Every entry below should be repeated exactly; the pictures should not.

----------

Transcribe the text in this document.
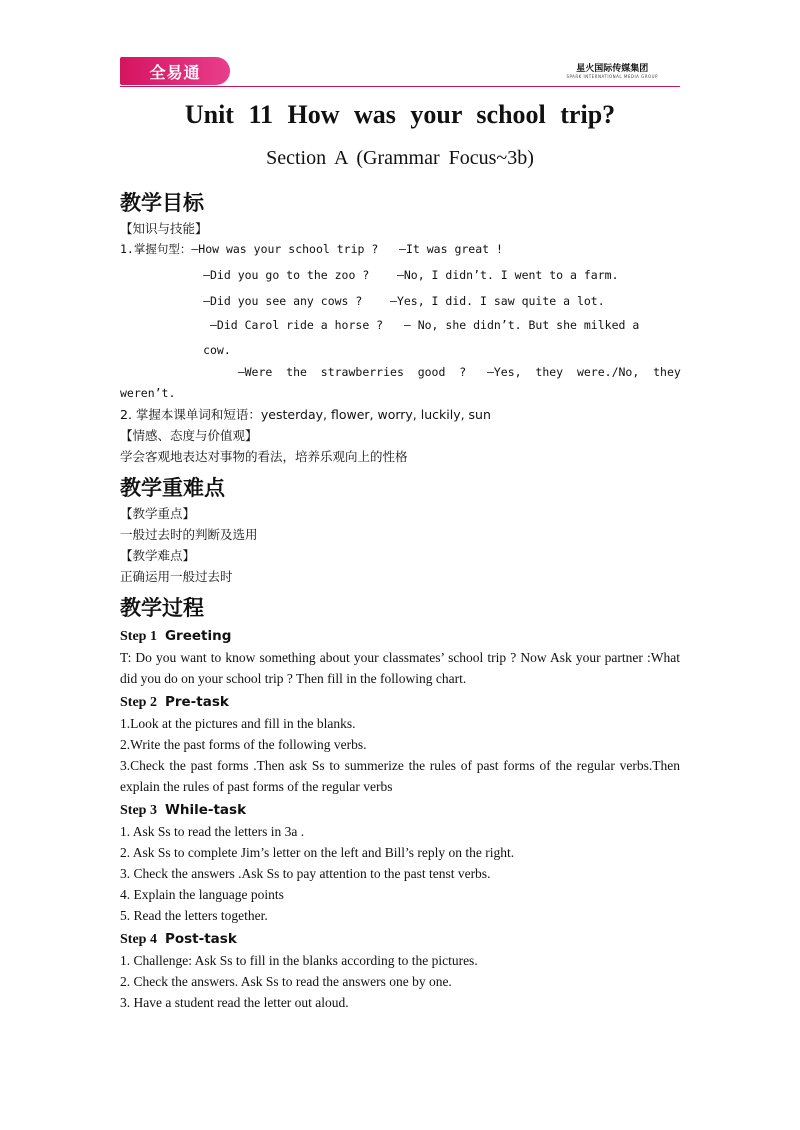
全易通	星火国际传媒集团
SPARK INTERNATIONAL MEDIA GROUP
Unit 11 How was your school trip?
Section A (Grammar Focus~3b)
教学目标
【知识与技能】
1.掌握句型：—How was your school trip ?   —It was great !
—Did you go to the zoo ?    —No, I didn’t. I went to a farm.
—Did you see any cows ?    —Yes, I did. I saw quite a lot.
—Did Carol ride a horse ?   — No, she didn’t. But she milked a
cow.
—Were  the  strawberries  good  ?   —Yes,  they  were./No,  they
weren’t.
2. 掌握本课单词和短语：yesterday, flower, worry, luckily, sun
【情感、态度与价值观】
学会客观地表达对事物的看法，培养乐观向上的性格
教学重难点
【教学重点】
一般过去时的判断及选用
【教学难点】
正确运用一般过去时
教学过程
Step 1 Greeting
T: Do you want to know something about your classmates’ school trip ? Now Ask your partner :What did you do on your school trip ? Then fill in the following chart.
Step 2 Pre-task
1.Look at the pictures and fill in the blanks.
2.Write the past forms of the following verbs.
3.Check the past forms .Then ask Ss to summerize the rules of past forms of the regular verbs.Then explain the rules of past forms of the regular verbs
Step 3 While-task
1. Ask Ss to read the letters in 3a .
2. Ask Ss to complete Jim’s letter on the left and Bill’s reply on the right.
3. Check the answers .Ask Ss to pay attention to the past tenst verbs.
4. Explain the language points
5. Read the letters together.
Step 4 Post-task
1. Challenge: Ask Ss to fill in the blanks according to the pictures.
2. Check the answers. Ask Ss to read the answers one by one.
3. Have a student read the letter out aloud.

----------

**Result of the task**.
Transcribe the text in this document.
全易通	星火国际传媒集团
SPARK INTERNATIONAL MEDIA GROUP
Unit 11 How was your school trip?
Section A (Grammar Focus~3b)
教学目标
【知识与技能】
1.掌握句型：—How was your school trip ?   —It was great !
—Did you go to the zoo ?    —No, I didn’t. I went to a farm.
—Did you see any cows ?    —Yes, I did. I saw quite a lot.
—Did Carol ride a horse ?   — No, she didn’t. But she milked a
cow.
—Were  the  strawberries  good  ?   —Yes,  they  were./No,  they
weren’t.
2. 掌握本课单词和短语：yesterday, flower, worry, luckily, sun
【情感、态度与价值观】
学会客观地表达对事物的看法，培养乐观向上的性格
教学重难点
【教学重点】
一般过去时的判断及选用
【教学难点】
正确运用一般过去时
教学过程
Step 1 Greeting
T: Do you want to know something about your classmates’ school trip ? Now Ask your partner :What did you do on your school trip ? Then fill in the following chart.
Step 2 Pre-task
1.Look at the pictures and fill in the blanks.
2.Write the past forms of the following verbs.
3.Check the past forms .Then ask Ss to summerize the rules of past forms of the regular verbs.Then explain the rules of past forms of the regular verbs
Step 3 While-task
1. Ask Ss to read the letters in 3a .
2. Ask Ss to complete Jim’s letter on the left and Bill’s reply on the right.
3. Check the answers .Ask Ss to pay attention to the past tenst verbs.
4. Explain the language points
5. Read the letters together.
Step 4 Post-task
1. Challenge: Ask Ss to fill in the blanks according to the pictures.
2. Check the answers. Ask Ss to read the answers one by one.
3. Have a student read the letter out aloud.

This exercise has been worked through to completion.